● **AIM OF THE TASK**:
Tally up the lines below that include the word "مكان". Answer with the number alone.

● **INFORMATION PROVIDED**:
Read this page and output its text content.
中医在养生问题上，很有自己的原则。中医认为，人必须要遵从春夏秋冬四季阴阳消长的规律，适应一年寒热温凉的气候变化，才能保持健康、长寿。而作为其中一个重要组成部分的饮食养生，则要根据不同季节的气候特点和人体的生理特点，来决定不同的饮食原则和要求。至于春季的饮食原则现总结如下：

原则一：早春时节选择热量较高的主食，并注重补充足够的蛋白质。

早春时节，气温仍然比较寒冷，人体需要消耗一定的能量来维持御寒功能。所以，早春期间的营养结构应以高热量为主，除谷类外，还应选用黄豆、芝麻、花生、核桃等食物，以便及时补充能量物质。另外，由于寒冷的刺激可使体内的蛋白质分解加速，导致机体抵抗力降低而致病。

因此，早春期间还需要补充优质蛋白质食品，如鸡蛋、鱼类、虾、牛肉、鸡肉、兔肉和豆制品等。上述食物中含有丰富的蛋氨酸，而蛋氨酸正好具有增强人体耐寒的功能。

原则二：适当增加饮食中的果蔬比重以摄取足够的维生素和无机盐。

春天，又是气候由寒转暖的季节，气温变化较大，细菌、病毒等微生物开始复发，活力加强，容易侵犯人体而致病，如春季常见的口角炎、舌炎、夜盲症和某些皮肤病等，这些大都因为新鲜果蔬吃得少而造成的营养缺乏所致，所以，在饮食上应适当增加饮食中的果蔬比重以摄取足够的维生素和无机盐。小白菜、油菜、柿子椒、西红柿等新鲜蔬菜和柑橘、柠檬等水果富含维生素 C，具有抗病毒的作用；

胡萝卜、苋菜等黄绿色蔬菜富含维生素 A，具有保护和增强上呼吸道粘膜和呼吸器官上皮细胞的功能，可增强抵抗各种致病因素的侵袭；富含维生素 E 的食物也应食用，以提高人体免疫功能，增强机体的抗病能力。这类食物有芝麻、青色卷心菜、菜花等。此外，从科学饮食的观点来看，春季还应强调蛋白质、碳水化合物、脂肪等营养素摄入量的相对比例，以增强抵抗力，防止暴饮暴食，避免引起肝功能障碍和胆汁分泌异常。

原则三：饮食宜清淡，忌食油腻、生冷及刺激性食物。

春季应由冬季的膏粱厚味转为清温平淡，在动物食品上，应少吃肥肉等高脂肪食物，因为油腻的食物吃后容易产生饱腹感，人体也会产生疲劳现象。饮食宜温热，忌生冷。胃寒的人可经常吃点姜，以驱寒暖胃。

==

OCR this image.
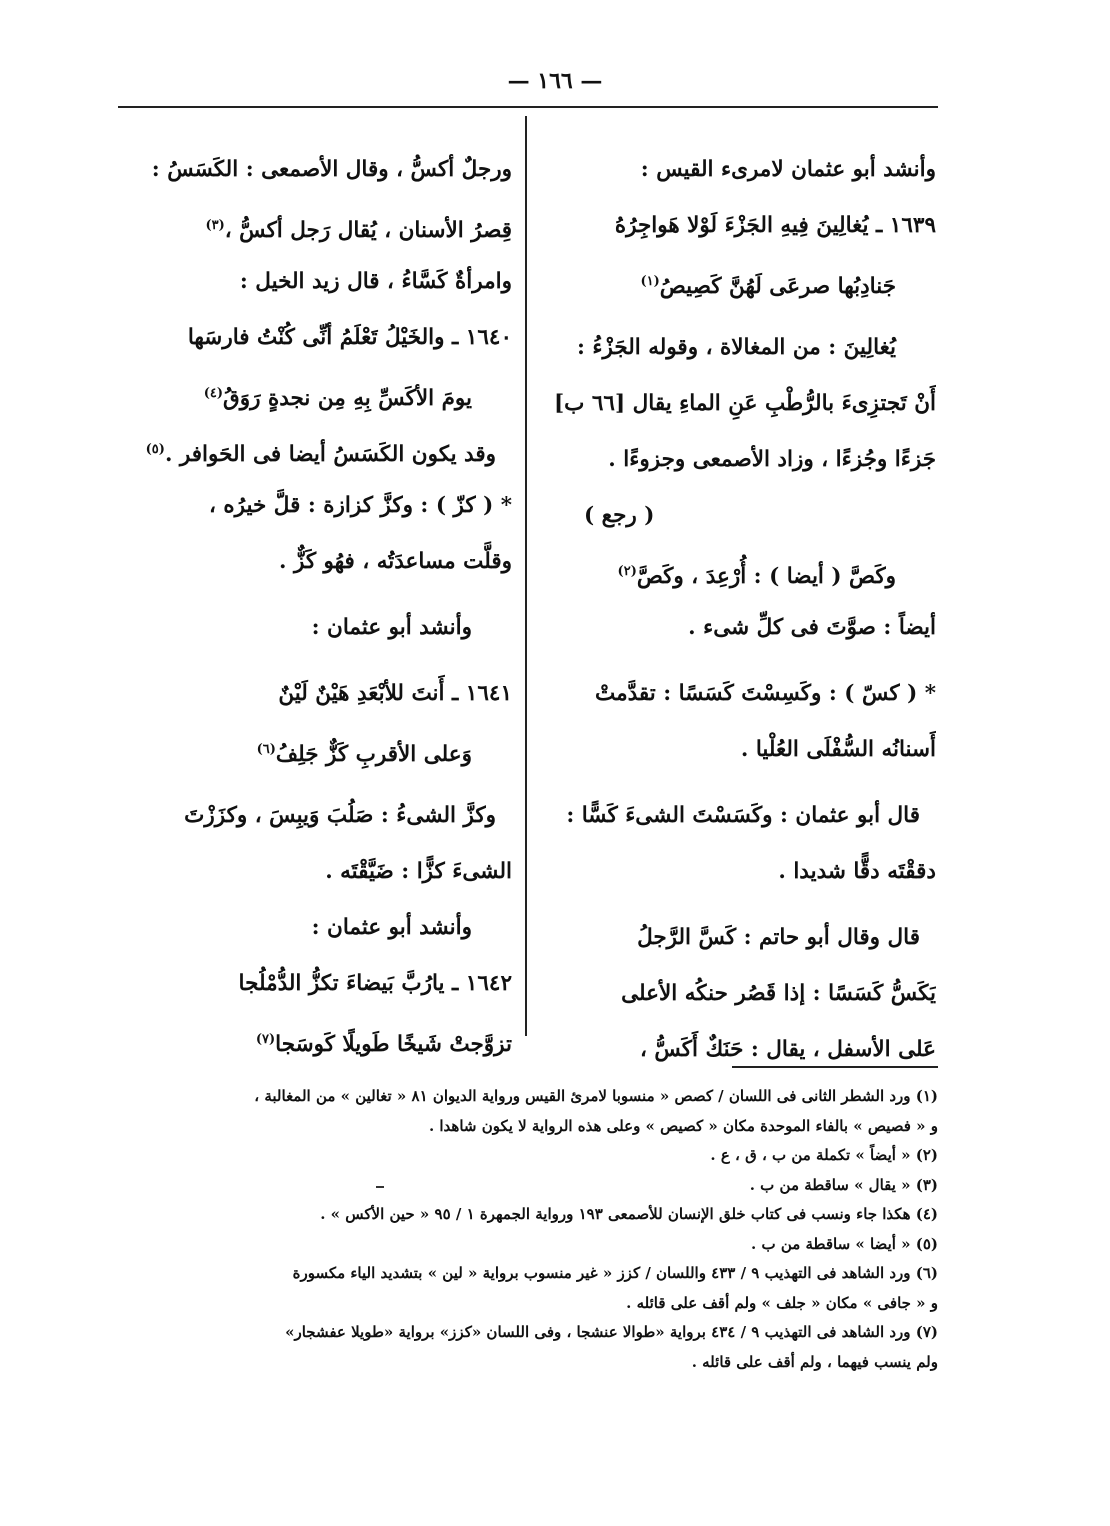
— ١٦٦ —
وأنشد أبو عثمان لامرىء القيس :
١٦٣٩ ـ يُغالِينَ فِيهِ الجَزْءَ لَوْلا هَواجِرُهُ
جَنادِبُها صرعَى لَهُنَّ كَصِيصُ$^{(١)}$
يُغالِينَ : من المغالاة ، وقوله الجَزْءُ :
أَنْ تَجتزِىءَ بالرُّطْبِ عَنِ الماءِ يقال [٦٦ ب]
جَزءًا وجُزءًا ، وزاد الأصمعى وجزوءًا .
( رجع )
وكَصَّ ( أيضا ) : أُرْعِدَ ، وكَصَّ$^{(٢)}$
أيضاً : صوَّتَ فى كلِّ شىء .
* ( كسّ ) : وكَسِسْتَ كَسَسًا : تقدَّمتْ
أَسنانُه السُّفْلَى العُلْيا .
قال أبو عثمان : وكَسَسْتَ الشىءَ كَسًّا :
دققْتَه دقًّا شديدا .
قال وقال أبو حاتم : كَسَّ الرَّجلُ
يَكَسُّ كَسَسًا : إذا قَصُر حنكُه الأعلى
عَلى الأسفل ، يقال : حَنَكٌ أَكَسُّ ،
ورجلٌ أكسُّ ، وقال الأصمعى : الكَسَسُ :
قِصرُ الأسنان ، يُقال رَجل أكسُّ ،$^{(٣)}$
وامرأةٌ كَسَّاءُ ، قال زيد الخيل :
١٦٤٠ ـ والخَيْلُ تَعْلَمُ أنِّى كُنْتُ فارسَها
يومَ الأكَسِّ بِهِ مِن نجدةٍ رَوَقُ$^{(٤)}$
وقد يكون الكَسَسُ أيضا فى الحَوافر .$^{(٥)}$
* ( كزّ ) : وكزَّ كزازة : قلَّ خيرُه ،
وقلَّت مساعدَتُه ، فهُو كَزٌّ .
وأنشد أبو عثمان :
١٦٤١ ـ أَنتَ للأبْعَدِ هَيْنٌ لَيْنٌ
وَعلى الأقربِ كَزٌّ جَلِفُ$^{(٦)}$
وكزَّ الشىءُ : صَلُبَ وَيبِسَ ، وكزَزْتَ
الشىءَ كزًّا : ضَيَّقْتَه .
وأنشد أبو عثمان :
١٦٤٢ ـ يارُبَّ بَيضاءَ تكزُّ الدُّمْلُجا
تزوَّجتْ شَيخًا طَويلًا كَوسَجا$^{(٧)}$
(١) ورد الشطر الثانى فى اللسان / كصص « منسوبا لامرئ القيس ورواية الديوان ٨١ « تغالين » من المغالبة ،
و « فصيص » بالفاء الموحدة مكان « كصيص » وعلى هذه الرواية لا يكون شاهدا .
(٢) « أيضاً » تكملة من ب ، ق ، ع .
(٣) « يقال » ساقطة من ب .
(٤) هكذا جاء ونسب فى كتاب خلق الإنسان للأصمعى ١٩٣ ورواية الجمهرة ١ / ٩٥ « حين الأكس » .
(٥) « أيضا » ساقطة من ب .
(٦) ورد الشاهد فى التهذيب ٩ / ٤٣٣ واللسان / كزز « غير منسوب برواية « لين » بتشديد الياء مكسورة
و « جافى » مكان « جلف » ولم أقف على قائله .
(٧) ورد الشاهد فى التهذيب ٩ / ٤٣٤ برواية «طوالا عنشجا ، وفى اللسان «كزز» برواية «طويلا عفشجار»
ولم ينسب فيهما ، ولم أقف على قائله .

---

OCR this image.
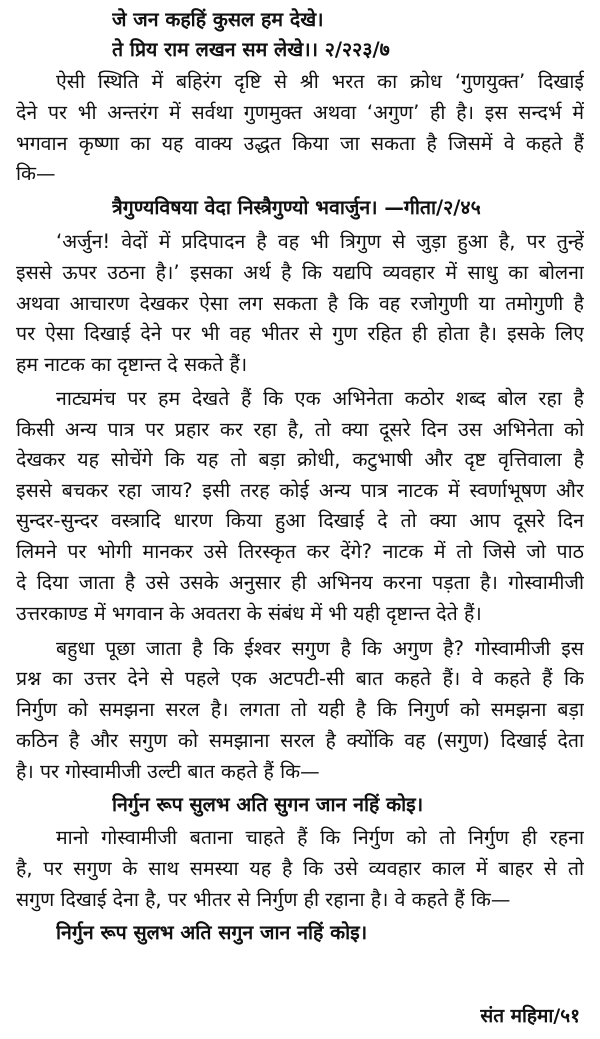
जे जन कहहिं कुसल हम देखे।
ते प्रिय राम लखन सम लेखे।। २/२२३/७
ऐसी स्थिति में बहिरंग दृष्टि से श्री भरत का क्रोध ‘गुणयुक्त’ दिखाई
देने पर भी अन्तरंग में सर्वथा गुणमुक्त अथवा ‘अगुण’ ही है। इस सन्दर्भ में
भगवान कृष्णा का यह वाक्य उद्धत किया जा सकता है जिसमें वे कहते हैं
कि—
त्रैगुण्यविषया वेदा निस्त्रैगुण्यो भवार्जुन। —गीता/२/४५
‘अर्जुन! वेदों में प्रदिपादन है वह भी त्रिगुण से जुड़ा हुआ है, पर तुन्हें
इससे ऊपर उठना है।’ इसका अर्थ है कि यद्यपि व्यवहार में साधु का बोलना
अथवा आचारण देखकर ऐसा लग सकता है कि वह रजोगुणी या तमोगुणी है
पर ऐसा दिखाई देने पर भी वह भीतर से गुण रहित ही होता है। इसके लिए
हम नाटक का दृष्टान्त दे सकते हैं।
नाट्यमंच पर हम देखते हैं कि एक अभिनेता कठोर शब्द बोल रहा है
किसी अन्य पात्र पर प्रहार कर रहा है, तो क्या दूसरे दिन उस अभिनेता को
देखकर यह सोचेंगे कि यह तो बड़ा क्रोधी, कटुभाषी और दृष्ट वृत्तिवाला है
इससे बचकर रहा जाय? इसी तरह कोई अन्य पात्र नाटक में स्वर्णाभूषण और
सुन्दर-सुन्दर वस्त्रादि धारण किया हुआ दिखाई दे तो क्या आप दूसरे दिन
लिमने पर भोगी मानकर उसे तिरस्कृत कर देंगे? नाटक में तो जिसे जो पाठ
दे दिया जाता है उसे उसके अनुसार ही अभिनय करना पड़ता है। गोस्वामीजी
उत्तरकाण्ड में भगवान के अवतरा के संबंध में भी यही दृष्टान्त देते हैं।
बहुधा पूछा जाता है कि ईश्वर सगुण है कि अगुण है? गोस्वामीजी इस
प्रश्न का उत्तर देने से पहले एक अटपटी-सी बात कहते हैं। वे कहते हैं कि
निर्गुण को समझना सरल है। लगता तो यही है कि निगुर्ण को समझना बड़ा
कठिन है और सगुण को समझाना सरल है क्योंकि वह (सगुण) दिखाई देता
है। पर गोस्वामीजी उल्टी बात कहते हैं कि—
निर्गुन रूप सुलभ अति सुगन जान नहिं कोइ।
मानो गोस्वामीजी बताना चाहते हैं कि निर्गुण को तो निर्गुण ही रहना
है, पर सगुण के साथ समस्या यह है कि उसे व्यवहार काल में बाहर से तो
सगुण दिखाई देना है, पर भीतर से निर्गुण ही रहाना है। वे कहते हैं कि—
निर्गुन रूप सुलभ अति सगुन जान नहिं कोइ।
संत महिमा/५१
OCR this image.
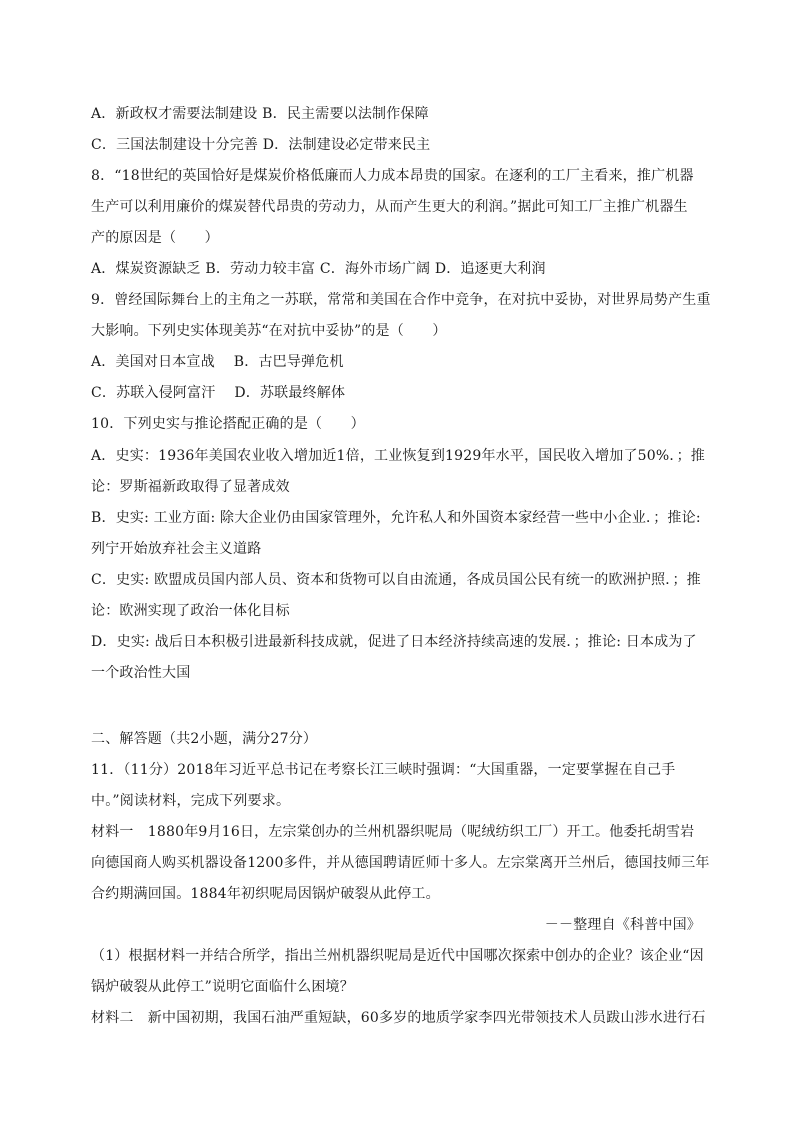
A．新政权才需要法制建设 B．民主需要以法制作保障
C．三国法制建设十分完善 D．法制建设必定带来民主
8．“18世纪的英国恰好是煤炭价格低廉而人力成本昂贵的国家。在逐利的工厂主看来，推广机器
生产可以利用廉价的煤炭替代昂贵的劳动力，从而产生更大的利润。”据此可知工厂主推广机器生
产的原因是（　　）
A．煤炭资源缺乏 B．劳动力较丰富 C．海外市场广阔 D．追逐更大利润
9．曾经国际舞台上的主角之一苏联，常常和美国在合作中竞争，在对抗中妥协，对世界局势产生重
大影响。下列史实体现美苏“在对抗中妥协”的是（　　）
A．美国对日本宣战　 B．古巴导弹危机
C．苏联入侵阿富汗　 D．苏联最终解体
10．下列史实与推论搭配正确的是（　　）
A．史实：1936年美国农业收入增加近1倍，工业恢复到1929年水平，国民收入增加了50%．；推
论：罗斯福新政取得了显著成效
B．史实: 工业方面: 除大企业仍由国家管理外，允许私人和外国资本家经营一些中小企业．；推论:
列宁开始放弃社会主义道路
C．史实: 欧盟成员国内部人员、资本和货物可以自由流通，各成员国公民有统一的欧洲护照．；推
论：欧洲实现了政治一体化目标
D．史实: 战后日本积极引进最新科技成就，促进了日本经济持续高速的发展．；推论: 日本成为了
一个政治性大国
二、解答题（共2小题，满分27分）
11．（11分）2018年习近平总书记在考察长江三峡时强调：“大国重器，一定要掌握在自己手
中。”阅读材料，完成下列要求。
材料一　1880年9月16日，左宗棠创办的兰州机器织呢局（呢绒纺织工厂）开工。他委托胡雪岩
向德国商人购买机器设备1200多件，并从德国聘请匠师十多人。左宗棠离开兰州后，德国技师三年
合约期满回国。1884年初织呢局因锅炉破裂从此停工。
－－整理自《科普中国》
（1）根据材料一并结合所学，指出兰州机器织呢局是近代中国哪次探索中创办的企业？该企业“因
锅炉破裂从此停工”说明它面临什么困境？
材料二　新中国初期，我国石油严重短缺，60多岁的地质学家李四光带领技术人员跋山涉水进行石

● **IN RESPONSE**:
2